━━━ ENTRIES SHOWN

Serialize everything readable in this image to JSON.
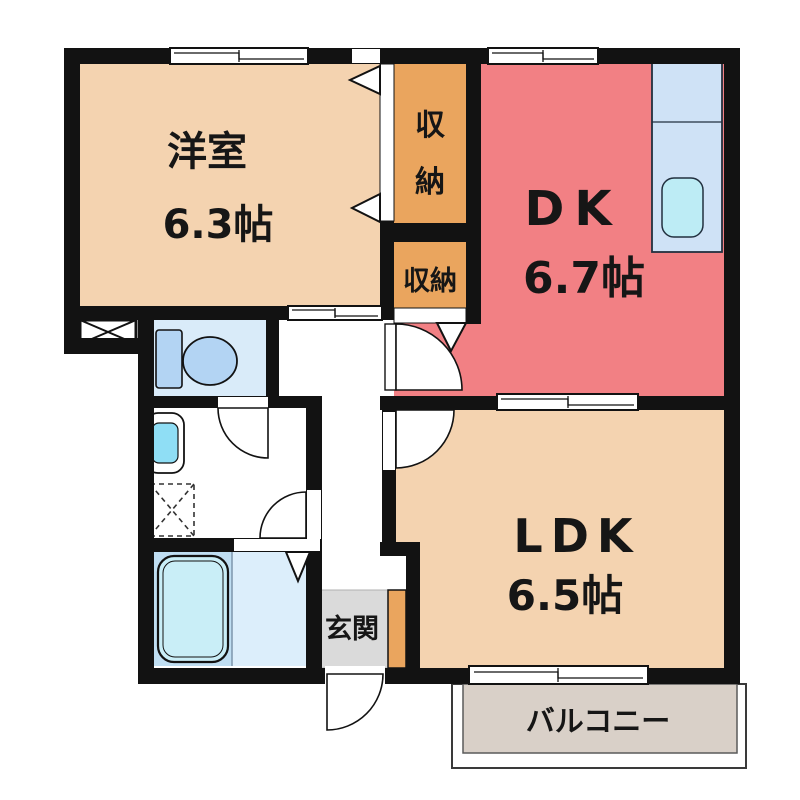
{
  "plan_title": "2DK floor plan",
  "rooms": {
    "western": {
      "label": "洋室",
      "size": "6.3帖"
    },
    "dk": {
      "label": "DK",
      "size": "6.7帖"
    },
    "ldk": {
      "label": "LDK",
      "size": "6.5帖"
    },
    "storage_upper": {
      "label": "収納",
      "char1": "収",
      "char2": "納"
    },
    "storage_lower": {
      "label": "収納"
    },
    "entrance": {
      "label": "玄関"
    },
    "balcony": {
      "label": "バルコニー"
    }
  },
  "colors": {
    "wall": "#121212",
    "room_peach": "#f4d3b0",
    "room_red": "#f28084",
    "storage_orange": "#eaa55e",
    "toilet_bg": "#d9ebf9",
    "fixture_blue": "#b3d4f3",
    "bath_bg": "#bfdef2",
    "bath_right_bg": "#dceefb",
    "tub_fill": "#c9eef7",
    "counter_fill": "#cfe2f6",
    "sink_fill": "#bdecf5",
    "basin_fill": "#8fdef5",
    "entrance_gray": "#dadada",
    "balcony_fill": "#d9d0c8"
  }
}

━━━━━━

→ STATED GOAL: Copy each line above precisely, dropping the pictures.

→ SOLUTION FOR THIS TASK:
Serialize everything readable in this image to JSON.
{
  "plan_title": "2DK floor plan",
  "rooms": {
    "western": {
      "label": "洋室",
      "size": "6.3帖"
    },
    "dk": {
      "label": "DK",
      "size": "6.7帖"
    },
    "ldk": {
      "label": "LDK",
      "size": "6.5帖"
    },
    "storage_upper": {
      "label": "収納",
      "char1": "収",
      "char2": "納"
    },
    "storage_lower": {
      "label": "収納"
    },
    "entrance": {
      "label": "玄関"
    },
    "balcony": {
      "label": "バルコニー"
    }
  },
  "colors": {
    "wall": "#121212",
    "room_peach": "#f4d3b0",
    "room_red": "#f28084",
    "storage_orange": "#eaa55e",
    "toilet_bg": "#d9ebf9",
    "fixture_blue": "#b3d4f3",
    "bath_bg": "#bfdef2",
    "bath_right_bg": "#dceefb",
    "tub_fill": "#c9eef7",
    "counter_fill": "#cfe2f6",
    "sink_fill": "#bdecf5",
    "basin_fill": "#8fdef5",
    "entrance_gray": "#dadada",
    "balcony_fill": "#d9d0c8"
  }
}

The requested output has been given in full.